* THE TASKS *
1. In the passage about the wars in Ukraine and the Middle East, how long has the tragedy in Ukraine been going on?
2. Continue the passage about the wars in Ukraine and the Middle East, starting after its last sentence.

* PASSAGE GIVEN *
▽

In the Middle East and in Eastern Europe, the skies are burning. The tragedy of what has been happening in Ukraine over the last 20 months and in Israel and Gaza this past month is impossible to put into words. So many innocent lives have been senselessly lost, and the destruction that has been wreaked makes it difficult to imagine how people will ever be able to rebuild their lives.
It is gut-wrenching to stand by as fellow humans suffer, all the more considering how oblivious we were to the mounting threats, having dismissed a Ukraine war as implausible and seeing not even Israel and its much-vaunted intelligence apparatus in any way prepared for the dramatic situation we face today.

△

* MATERIAL *
▽

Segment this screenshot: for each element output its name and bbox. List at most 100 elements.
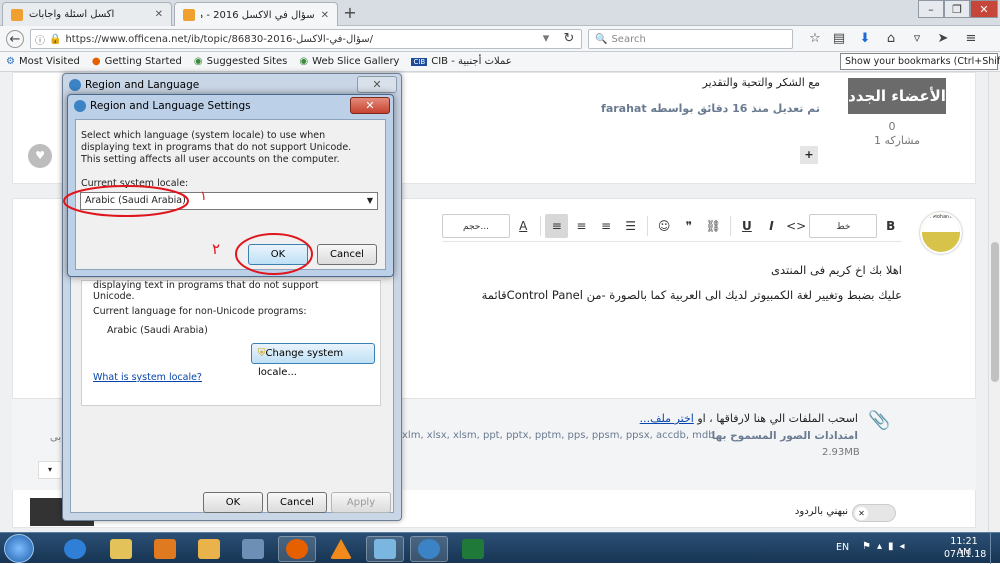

△

* RESULTS BY TASK *
1. 20 months.

2.
As our eyes are fixed on Gaza and Ukraine, as we cry for innocent Palestinians, Israelis, Ukrainians, and Russians caught in the crossfire, we forget that we are ourselves guilty of ignoring even greater existential threats that imperil humanity in its entirety. Despite the constant signals Mother Nature is sending us — as impossible average temperature records are beaten every year, and extreme weather inexorably increases in frequency and intensity — we knowingly choose to look the other way and dismiss the mounting evidence that we must indeed act urgently to bring our planet back from the brink.
In an article in The Washington Post titled “Why many scientists are now saying climate change is an all-out emergency,” we learn that “the world only has six years left at current emissions levels before racing past the (1.5 degrees Celsius) temperature limit” set as the red line not to be crossed in the Paris Agreement signed only seven years ago. In 2009, the world needed to cut its emissions only by some 3 percent per year to achieve that goal; in 2020, the emission cuts needed had already jumped to 9 percent per year. Unless we kick-start some radical global action to reduce carbon emissions over the next couple of years, it is almost assured that we will enter a treacherous world of average temperatures 3 degrees Celsius above pre-industrial levels, with correspondingly catastrophic consequences. The climate disasters that have become commonplace these past years will seem like a fresh spring breeze in comparison.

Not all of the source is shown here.